### Exercise instructions
Using the listing below, report all lines holding the word "pero".

### Listed records
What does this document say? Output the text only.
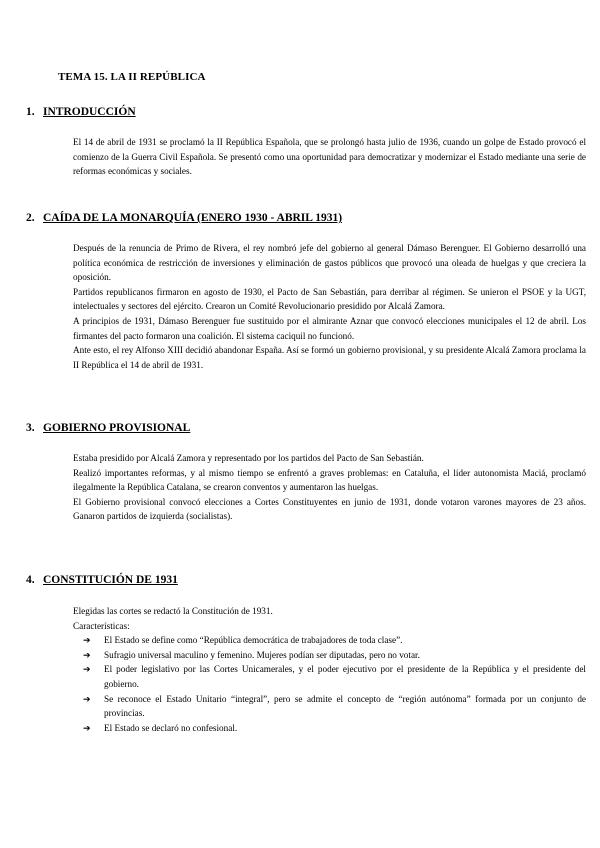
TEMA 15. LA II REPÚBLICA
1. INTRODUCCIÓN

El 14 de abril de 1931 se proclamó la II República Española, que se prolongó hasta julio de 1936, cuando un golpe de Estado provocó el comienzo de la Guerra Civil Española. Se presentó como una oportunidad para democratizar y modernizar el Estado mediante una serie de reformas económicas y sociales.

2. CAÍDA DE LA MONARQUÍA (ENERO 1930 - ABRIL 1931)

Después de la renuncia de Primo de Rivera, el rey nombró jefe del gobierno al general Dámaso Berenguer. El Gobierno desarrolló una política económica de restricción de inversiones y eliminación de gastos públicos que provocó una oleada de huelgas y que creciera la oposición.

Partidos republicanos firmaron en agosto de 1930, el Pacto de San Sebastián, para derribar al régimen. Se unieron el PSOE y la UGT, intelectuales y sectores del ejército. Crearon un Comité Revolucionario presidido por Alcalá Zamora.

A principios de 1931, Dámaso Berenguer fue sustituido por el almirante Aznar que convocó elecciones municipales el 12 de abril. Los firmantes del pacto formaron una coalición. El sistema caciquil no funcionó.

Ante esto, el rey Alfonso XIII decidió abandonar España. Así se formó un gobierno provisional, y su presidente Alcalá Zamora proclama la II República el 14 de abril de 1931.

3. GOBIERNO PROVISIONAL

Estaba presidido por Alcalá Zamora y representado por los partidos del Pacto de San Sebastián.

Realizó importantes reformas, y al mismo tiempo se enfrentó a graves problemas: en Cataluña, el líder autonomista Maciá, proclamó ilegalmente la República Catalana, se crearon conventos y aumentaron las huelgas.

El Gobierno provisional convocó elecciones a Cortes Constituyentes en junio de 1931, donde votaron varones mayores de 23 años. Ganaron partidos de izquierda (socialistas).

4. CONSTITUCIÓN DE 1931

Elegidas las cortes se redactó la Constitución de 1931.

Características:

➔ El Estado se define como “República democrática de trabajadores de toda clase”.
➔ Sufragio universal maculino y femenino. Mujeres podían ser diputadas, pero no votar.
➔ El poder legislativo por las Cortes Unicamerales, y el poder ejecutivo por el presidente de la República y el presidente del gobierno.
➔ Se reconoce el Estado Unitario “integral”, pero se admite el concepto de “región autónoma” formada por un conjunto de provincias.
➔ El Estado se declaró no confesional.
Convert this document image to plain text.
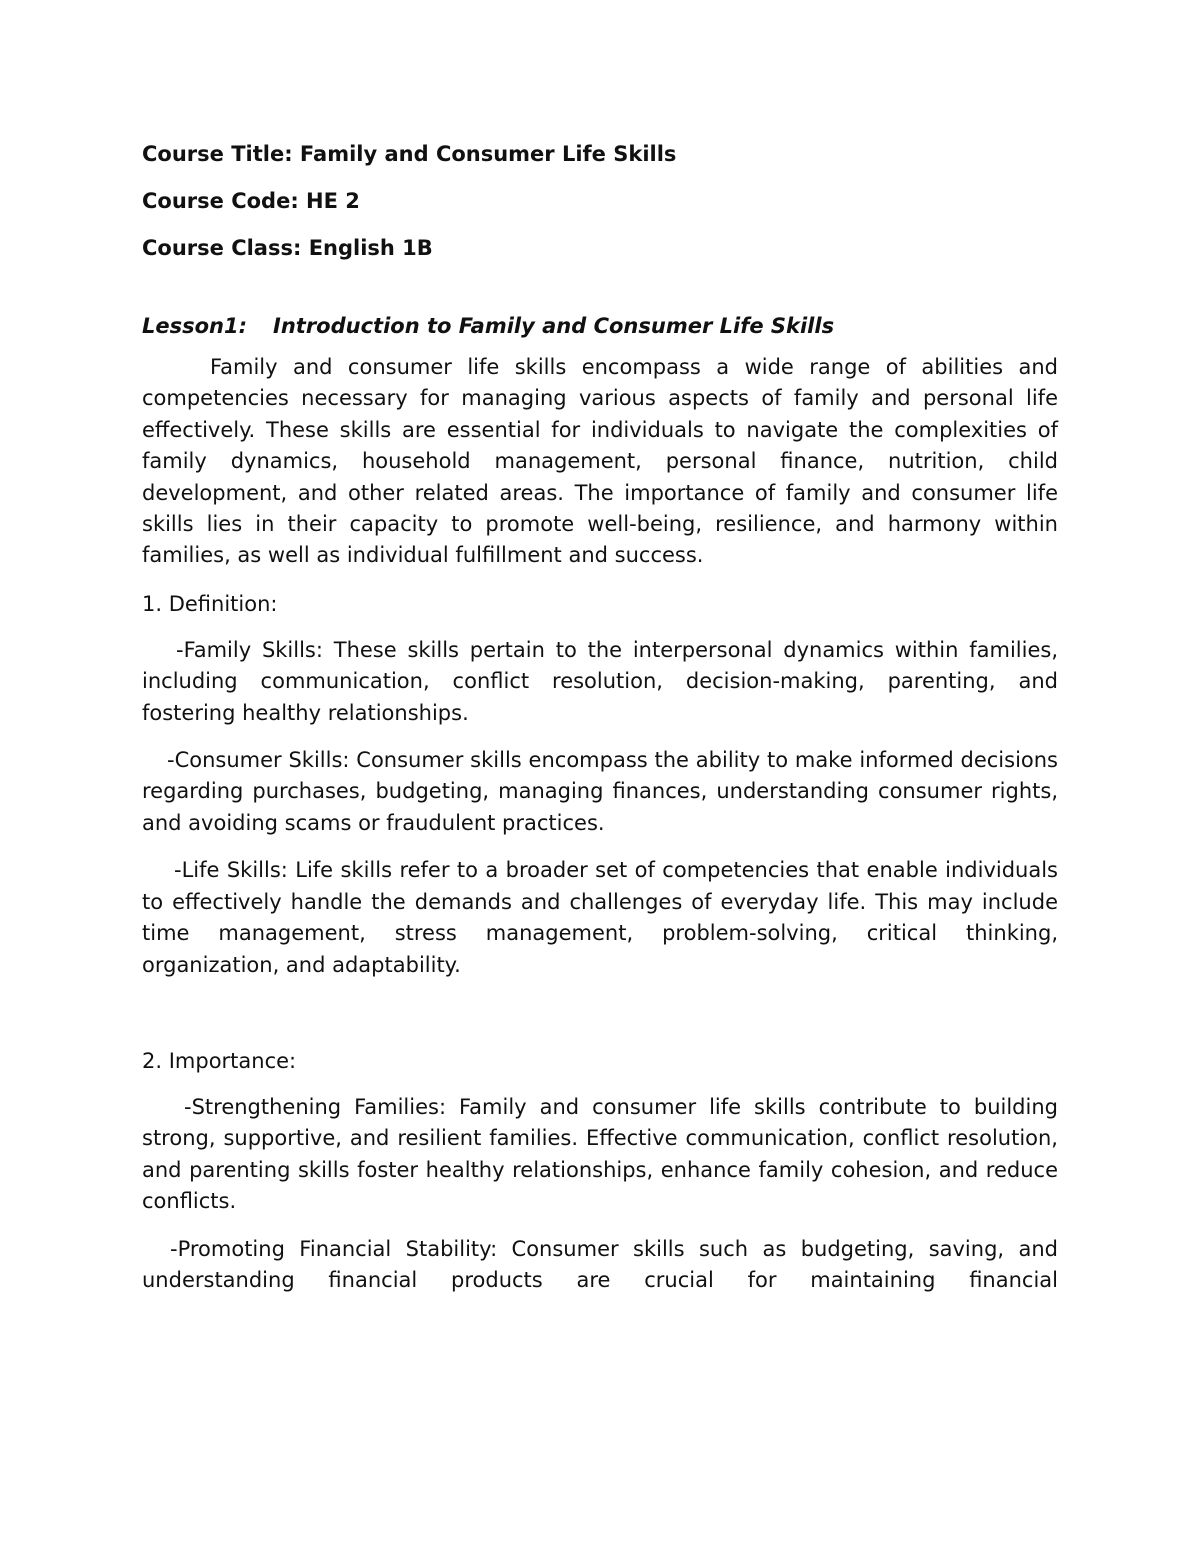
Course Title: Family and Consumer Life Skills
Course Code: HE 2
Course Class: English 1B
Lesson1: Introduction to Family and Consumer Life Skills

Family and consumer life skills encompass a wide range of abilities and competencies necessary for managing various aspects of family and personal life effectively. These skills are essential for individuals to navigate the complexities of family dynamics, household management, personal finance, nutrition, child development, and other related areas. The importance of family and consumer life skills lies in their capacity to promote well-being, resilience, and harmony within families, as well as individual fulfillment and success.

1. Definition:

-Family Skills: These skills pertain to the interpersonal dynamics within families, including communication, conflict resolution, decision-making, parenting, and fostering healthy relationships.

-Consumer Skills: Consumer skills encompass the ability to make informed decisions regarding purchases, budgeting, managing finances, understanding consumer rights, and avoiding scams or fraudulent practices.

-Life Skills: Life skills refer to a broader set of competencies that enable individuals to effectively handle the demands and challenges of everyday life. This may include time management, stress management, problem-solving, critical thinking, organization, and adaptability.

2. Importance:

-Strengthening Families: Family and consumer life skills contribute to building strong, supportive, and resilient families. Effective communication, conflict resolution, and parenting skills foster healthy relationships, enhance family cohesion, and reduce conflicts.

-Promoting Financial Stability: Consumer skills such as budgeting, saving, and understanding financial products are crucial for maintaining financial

### Response to the exercise
➔ Sufragio universal maculino y femenino. Mujeres podían ser diputadas, pero no votar.
➔ Se reconoce el Estado Unitario “integral”, pero se admite el concepto de “región autónoma” formada por un conjunto de provincias.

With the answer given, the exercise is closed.